**Task brief:**
Identify every line containing the word "marges" and reproduce each one.

Figure content listings
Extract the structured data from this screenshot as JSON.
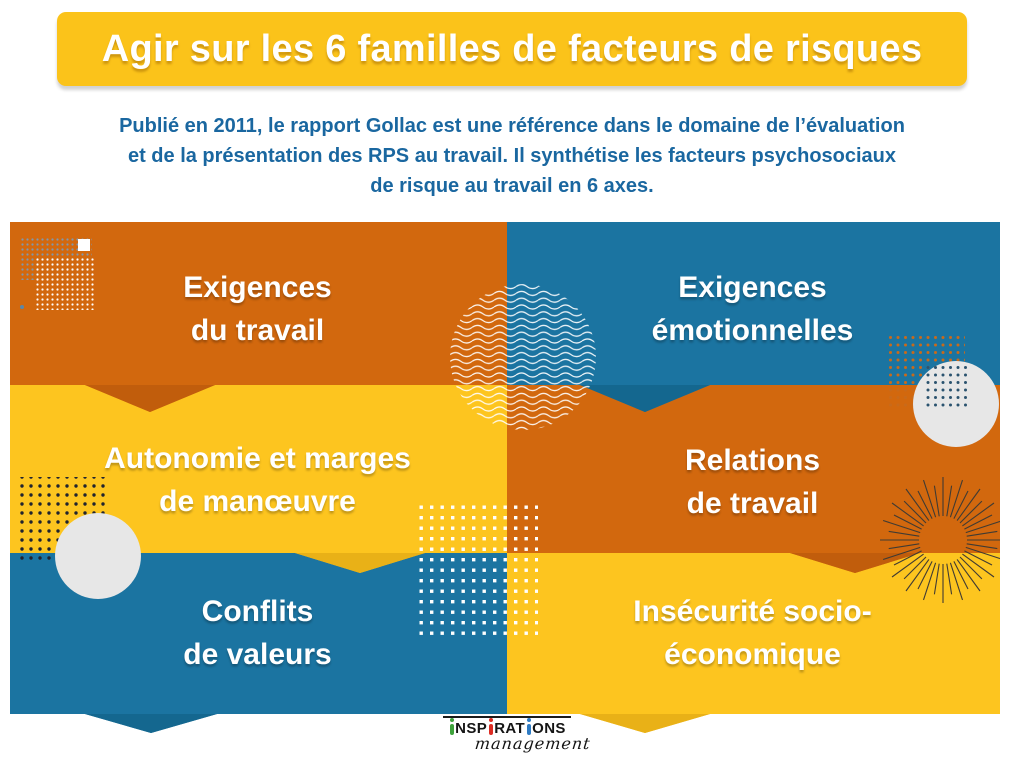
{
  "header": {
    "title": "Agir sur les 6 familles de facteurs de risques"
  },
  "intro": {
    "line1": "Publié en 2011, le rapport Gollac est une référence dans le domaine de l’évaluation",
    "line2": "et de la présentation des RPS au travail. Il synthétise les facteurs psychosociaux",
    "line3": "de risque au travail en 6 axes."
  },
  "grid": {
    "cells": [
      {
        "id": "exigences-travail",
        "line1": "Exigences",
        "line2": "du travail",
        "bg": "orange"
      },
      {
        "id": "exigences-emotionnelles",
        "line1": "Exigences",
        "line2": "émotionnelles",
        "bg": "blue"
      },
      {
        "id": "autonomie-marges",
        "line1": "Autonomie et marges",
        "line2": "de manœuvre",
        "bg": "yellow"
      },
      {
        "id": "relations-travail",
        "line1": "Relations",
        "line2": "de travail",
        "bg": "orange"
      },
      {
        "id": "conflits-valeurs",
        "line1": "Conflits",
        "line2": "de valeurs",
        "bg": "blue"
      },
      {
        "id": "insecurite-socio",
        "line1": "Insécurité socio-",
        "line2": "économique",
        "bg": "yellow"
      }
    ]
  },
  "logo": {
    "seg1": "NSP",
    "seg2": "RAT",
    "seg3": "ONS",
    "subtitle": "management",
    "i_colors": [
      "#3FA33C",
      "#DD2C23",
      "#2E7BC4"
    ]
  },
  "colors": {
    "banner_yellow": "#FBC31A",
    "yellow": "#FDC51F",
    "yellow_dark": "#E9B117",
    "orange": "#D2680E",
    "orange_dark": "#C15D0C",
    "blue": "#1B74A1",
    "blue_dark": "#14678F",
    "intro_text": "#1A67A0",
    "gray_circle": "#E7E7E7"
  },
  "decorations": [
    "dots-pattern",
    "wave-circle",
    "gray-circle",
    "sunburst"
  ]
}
* * *
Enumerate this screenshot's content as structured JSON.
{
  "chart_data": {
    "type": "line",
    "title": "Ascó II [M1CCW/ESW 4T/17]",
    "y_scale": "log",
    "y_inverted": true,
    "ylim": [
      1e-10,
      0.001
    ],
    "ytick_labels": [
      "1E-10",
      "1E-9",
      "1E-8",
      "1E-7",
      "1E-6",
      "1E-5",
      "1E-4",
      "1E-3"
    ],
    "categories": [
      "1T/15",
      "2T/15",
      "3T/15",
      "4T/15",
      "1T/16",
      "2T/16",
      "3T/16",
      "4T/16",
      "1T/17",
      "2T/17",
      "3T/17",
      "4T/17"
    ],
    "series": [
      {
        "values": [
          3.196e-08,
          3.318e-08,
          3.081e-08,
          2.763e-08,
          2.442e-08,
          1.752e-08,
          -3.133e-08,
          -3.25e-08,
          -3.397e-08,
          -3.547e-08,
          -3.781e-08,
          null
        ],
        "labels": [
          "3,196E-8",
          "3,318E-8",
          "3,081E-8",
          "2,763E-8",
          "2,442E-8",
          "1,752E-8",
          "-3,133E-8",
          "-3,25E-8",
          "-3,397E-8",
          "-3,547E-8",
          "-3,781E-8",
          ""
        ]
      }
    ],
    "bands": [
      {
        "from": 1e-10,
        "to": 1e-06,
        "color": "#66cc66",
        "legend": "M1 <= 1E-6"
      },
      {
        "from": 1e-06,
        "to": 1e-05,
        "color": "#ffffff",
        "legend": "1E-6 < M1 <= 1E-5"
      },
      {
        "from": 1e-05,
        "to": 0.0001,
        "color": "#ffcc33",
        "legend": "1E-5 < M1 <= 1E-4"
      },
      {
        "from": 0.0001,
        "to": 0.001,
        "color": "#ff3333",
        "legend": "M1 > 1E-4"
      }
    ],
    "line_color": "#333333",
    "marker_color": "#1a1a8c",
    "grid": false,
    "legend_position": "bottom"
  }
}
==
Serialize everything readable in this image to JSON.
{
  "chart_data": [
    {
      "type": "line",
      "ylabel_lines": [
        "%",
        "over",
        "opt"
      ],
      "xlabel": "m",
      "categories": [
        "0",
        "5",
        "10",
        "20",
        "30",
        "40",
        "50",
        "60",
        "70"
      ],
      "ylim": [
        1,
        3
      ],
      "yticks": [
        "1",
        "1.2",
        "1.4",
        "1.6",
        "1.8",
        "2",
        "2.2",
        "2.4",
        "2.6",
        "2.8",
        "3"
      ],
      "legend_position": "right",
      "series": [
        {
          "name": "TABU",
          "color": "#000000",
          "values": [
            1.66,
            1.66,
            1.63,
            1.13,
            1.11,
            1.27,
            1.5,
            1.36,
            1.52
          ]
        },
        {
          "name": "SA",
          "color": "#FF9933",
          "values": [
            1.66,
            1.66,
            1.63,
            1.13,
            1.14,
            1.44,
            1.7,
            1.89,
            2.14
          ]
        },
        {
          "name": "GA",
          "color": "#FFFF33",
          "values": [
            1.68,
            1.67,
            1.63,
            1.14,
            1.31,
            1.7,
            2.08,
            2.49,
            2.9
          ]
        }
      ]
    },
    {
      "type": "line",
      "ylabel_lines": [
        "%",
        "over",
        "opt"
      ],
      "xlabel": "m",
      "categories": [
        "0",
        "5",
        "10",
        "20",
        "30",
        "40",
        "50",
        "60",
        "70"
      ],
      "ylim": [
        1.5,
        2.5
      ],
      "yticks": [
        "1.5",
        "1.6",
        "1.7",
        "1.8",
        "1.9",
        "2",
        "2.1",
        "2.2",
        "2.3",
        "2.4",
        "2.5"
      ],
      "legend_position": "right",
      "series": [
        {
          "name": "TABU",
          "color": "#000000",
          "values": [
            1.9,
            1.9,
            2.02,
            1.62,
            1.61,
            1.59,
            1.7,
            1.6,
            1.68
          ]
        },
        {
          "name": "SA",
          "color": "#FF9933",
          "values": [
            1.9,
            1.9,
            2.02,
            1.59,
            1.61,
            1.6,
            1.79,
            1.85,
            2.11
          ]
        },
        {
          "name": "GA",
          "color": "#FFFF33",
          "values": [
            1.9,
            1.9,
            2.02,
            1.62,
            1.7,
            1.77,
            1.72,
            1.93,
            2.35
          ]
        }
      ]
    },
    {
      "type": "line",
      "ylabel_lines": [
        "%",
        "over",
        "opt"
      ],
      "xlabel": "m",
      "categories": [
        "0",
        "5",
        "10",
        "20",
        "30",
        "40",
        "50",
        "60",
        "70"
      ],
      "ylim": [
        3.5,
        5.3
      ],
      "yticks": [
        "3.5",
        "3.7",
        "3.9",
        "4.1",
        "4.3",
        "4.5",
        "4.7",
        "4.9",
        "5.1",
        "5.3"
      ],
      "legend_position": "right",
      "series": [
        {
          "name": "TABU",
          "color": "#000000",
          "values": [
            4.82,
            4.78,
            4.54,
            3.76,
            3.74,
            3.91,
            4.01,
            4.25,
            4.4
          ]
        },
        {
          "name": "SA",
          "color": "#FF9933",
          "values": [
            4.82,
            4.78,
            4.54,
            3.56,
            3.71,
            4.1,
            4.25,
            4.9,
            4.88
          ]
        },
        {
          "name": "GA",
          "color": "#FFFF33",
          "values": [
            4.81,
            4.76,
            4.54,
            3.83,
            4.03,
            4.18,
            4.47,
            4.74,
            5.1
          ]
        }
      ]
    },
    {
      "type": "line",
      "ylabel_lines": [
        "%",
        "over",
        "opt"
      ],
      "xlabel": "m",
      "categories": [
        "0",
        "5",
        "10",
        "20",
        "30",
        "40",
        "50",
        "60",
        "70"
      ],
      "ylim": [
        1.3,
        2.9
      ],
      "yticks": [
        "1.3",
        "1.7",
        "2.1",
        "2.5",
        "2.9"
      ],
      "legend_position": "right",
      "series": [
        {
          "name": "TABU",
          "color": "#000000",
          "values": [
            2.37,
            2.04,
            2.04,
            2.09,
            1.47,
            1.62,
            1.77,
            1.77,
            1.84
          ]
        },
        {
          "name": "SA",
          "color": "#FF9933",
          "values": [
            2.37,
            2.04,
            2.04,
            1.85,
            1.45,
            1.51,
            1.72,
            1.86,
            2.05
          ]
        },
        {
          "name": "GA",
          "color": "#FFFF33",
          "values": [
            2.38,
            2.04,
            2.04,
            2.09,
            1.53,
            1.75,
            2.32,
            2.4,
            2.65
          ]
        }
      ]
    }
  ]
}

**Task output:**
        "id": "autonomie-marges",
        "line1": "Autonomie et marges",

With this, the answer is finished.